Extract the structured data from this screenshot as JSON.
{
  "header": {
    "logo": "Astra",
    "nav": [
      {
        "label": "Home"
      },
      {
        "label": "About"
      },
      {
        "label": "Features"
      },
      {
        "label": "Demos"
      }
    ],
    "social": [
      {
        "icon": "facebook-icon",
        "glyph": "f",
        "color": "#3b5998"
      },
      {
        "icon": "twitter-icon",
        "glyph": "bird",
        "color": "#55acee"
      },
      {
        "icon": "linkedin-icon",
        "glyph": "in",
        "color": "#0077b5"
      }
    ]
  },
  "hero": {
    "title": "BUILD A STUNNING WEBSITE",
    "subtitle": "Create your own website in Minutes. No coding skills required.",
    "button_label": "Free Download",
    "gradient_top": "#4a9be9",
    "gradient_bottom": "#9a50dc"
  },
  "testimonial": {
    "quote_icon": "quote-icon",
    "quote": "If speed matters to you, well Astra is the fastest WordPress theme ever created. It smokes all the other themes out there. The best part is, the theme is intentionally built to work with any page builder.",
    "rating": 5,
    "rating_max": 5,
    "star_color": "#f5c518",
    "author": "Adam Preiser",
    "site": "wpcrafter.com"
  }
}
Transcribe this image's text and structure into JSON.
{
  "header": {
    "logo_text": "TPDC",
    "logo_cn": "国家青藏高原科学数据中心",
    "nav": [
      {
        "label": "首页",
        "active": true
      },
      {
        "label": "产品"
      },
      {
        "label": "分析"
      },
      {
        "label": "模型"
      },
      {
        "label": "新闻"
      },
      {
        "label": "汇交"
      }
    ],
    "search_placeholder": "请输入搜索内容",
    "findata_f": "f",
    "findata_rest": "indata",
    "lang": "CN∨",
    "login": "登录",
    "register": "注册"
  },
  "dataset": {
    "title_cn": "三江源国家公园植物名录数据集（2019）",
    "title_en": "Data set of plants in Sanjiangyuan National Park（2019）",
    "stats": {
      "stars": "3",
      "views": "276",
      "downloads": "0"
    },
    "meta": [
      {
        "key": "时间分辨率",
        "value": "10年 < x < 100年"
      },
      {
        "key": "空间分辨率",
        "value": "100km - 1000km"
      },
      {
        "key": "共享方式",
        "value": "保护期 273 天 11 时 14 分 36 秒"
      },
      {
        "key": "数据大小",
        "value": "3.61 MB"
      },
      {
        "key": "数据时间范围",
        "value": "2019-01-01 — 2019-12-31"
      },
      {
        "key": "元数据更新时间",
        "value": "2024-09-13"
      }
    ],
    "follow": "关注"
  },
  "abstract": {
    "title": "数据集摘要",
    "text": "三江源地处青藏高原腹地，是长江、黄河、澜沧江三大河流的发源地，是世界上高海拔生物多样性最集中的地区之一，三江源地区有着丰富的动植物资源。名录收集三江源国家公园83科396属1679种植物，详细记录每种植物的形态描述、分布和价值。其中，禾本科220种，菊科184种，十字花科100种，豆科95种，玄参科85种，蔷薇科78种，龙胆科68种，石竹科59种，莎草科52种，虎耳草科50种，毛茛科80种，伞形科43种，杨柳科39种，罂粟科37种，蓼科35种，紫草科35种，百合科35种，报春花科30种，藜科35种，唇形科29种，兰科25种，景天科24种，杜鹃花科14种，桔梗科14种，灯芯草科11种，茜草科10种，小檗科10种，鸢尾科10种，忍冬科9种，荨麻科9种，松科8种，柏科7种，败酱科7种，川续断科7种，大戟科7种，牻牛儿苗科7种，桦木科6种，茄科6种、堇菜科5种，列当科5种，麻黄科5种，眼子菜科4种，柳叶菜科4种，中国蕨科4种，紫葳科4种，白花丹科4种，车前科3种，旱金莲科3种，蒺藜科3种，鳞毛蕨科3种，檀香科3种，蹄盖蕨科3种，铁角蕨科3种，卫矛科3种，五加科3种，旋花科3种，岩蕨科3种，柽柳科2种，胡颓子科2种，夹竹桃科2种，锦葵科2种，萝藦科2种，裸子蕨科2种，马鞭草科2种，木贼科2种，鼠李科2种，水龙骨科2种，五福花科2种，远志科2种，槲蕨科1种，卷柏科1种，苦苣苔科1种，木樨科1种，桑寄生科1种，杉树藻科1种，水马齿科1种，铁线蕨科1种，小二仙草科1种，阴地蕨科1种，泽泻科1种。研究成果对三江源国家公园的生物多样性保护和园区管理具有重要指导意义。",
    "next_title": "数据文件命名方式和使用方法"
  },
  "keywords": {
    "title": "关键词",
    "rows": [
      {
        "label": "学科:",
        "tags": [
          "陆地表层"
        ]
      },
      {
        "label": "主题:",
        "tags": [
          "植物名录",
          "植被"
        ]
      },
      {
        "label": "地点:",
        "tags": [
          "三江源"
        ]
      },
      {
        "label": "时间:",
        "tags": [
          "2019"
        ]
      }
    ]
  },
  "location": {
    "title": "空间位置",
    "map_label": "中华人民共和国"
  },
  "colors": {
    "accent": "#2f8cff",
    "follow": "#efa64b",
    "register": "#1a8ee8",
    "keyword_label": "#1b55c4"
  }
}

####

Restate the listing above word for word.

[Output below]:
Extract the structured data from this screenshot as JSON.
{
  "header": {
    "logo": "Astra",
    "nav": [
      {
        "label": "Home"
      },
      {
        "label": "About"
      },
      {
        "label": "Features"
      },
      {
        "label": "Demos"
      }
    ],
    "social": [
      {
        "icon": "facebook-icon",
        "glyph": "f",
        "color": "#3b5998"
      },
      {
        "icon": "twitter-icon",
        "glyph": "bird",
        "color": "#55acee"
      },
      {
        "icon": "linkedin-icon",
        "glyph": "in",
        "color": "#0077b5"
      }
    ]
  },
  "hero": {
    "title": "BUILD A STUNNING WEBSITE",
    "subtitle": "Create your own website in Minutes. No coding skills required.",
    "button_label": "Free Download",
    "gradient_top": "#4a9be9",
    "gradient_bottom": "#9a50dc"
  },
  "testimonial": {
    "quote_icon": "quote-icon",
    "quote": "If speed matters to you, well Astra is the fastest WordPress theme ever created. It smokes all the other themes out there. The best part is, the theme is intentionally built to work with any page builder.",
    "rating": 5,
    "rating_max": 5,
    "star_color": "#f5c518",
    "author": "Adam Preiser",
    "site": "wpcrafter.com"
  }
}
Transcribe this image's text and structure into JSON.
{
  "header": {
    "logo_text": "TPDC",
    "logo_cn": "国家青藏高原科学数据中心",
    "nav": [
      {
        "label": "首页",
        "active": true
      },
      {
        "label": "产品"
      },
      {
        "label": "分析"
      },
      {
        "label": "模型"
      },
      {
        "label": "新闻"
      },
      {
        "label": "汇交"
      }
    ],
    "search_placeholder": "请输入搜索内容",
    "findata_f": "f",
    "findata_rest": "indata",
    "lang": "CN∨",
    "login": "登录",
    "register": "注册"
  },
  "dataset": {
    "title_cn": "三江源国家公园植物名录数据集（2019）",
    "title_en": "Data set of plants in Sanjiangyuan National Park（2019）",
    "stats": {
      "stars": "3",
      "views": "276",
      "downloads": "0"
    },
    "meta": [
      {
        "key": "时间分辨率",
        "value": "10年 < x < 100年"
      },
      {
        "key": "空间分辨率",
        "value": "100km - 1000km"
      },
      {
        "key": "共享方式",
        "value": "保护期 273 天 11 时 14 分 36 秒"
      },
      {
        "key": "数据大小",
        "value": "3.61 MB"
      },
      {
        "key": "数据时间范围",
        "value": "2019-01-01 — 2019-12-31"
      },
      {
        "key": "元数据更新时间",
        "value": "2024-09-13"
      }
    ],
    "follow": "关注"
  },
  "abstract": {
    "title": "数据集摘要",
    "text": "三江源地处青藏高原腹地，是长江、黄河、澜沧江三大河流的发源地，是世界上高海拔生物多样性最集中的地区之一，三江源地区有着丰富的动植物资源。名录收集三江源国家公园83科396属1679种植物，详细记录每种植物的形态描述、分布和价值。其中，禾本科220种，菊科184种，十字花科100种，豆科95种，玄参科85种，蔷薇科78种，龙胆科68种，石竹科59种，莎草科52种，虎耳草科50种，毛茛科80种，伞形科43种，杨柳科39种，罂粟科37种，蓼科35种，紫草科35种，百合科35种，报春花科30种，藜科35种，唇形科29种，兰科25种，景天科24种，杜鹃花科14种，桔梗科14种，灯芯草科11种，茜草科10种，小檗科10种，鸢尾科10种，忍冬科9种，荨麻科9种，松科8种，柏科7种，败酱科7种，川续断科7种，大戟科7种，牻牛儿苗科7种，桦木科6种，茄科6种、堇菜科5种，列当科5种，麻黄科5种，眼子菜科4种，柳叶菜科4种，中国蕨科4种，紫葳科4种，白花丹科4种，车前科3种，旱金莲科3种，蒺藜科3种，鳞毛蕨科3种，檀香科3种，蹄盖蕨科3种，铁角蕨科3种，卫矛科3种，五加科3种，旋花科3种，岩蕨科3种，柽柳科2种，胡颓子科2种，夹竹桃科2种，锦葵科2种，萝藦科2种，裸子蕨科2种，马鞭草科2种，木贼科2种，鼠李科2种，水龙骨科2种，五福花科2种，远志科2种，槲蕨科1种，卷柏科1种，苦苣苔科1种，木樨科1种，桑寄生科1种，杉树藻科1种，水马齿科1种，铁线蕨科1种，小二仙草科1种，阴地蕨科1种，泽泻科1种。研究成果对三江源国家公园的生物多样性保护和园区管理具有重要指导意义。",
    "next_title": "数据文件命名方式和使用方法"
  },
  "keywords": {
    "title": "关键词",
    "rows": [
      {
        "label": "学科:",
        "tags": [
          "陆地表层"
        ]
      },
      {
        "label": "主题:",
        "tags": [
          "植物名录",
          "植被"
        ]
      },
      {
        "label": "地点:",
        "tags": [
          "三江源"
        ]
      },
      {
        "label": "时间:",
        "tags": [
          "2019"
        ]
      }
    ]
  },
  "location": {
    "title": "空间位置",
    "map_label": "中华人民共和国"
  },
  "colors": {
    "accent": "#2f8cff",
    "follow": "#efa64b",
    "register": "#1a8ee8",
    "keyword_label": "#1b55c4"
  }
}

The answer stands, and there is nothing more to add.